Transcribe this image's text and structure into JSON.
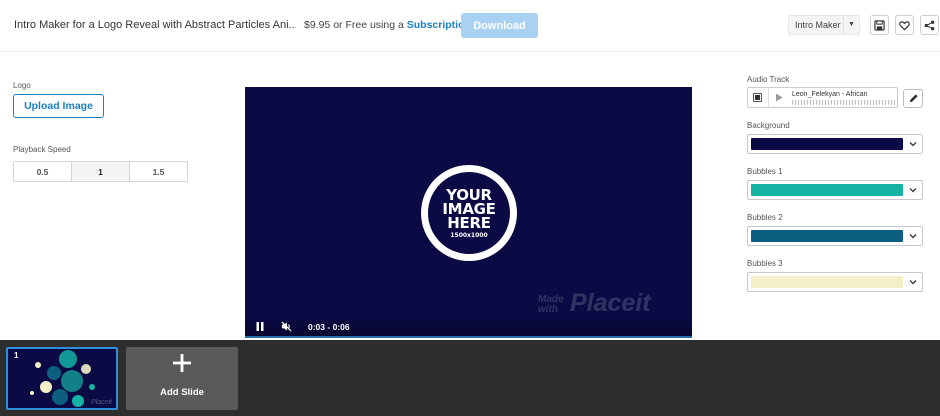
{
  "header": {
    "title": "Intro Maker for a Logo Reveal with Abstract Particles Ani...",
    "price": "$9.95",
    "price_suffix": " or Free using a ",
    "subscription_link": "Subscription",
    "download_label": "Download",
    "maker_select": "Intro Maker"
  },
  "left_panel": {
    "logo_label": "Logo",
    "upload_label": "Upload Image",
    "speed_label": "Playback Speed",
    "speeds": [
      "0.5",
      "1",
      "1.5"
    ],
    "selected_speed": "1"
  },
  "video": {
    "placeholder_line1": "YOUR",
    "placeholder_line2": "IMAGE",
    "placeholder_line3": "HERE",
    "placeholder_size": "1500x1000",
    "watermark_made": "Made",
    "watermark_with": "with",
    "watermark_brand": "Placeit",
    "time_range": "0:03 - 0:06"
  },
  "right_panel": {
    "audio_label": "Audio Track",
    "audio_name": "Leon_Felekyan - African",
    "background_label": "Background",
    "background_color": "#0b0a44",
    "bubbles1_label": "Bubbles 1",
    "bubbles1_color": "#14b3a4",
    "bubbles2_label": "Bubbles 2",
    "bubbles2_color": "#0c5f7e",
    "bubbles3_label": "Bubbles 3",
    "bubbles3_color": "#f3efc6"
  },
  "slides": {
    "items": [
      {
        "number": "1",
        "mark": "Placeit"
      }
    ],
    "add_label": "Add Slide"
  },
  "colors": {
    "accent": "#1a7fc1",
    "download_disabled": "#a9d1f2",
    "video_bg": "#0b0a44",
    "strip_bg": "#2d2d2d"
  }
}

AIM OF THE EXERCISE: Repeat each entry exactly. Pictures do not belong in the copy.

THE COMPLETED TASK:
Transcribe this image's text and structure into JSON.
{
  "header": {
    "title": "Intro Maker for a Logo Reveal with Abstract Particles Ani...",
    "price": "$9.95",
    "price_suffix": " or Free using a ",
    "subscription_link": "Subscription",
    "download_label": "Download",
    "maker_select": "Intro Maker"
  },
  "left_panel": {
    "logo_label": "Logo",
    "upload_label": "Upload Image",
    "speed_label": "Playback Speed",
    "speeds": [
      "0.5",
      "1",
      "1.5"
    ],
    "selected_speed": "1"
  },
  "video": {
    "placeholder_line1": "YOUR",
    "placeholder_line2": "IMAGE",
    "placeholder_line3": "HERE",
    "placeholder_size": "1500x1000",
    "watermark_made": "Made",
    "watermark_with": "with",
    "watermark_brand": "Placeit",
    "time_range": "0:03 - 0:06"
  },
  "right_panel": {
    "audio_label": "Audio Track",
    "audio_name": "Leon_Felekyan - African",
    "background_label": "Background",
    "background_color": "#0b0a44",
    "bubbles1_label": "Bubbles 1",
    "bubbles1_color": "#14b3a4",
    "bubbles2_label": "Bubbles 2",
    "bubbles2_color": "#0c5f7e",
    "bubbles3_label": "Bubbles 3",
    "bubbles3_color": "#f3efc6"
  },
  "slides": {
    "items": [
      {
        "number": "1",
        "mark": "Placeit"
      }
    ],
    "add_label": "Add Slide"
  },
  "colors": {
    "accent": "#1a7fc1",
    "download_disabled": "#a9d1f2",
    "video_bg": "#0b0a44",
    "strip_bg": "#2d2d2d"
  }
}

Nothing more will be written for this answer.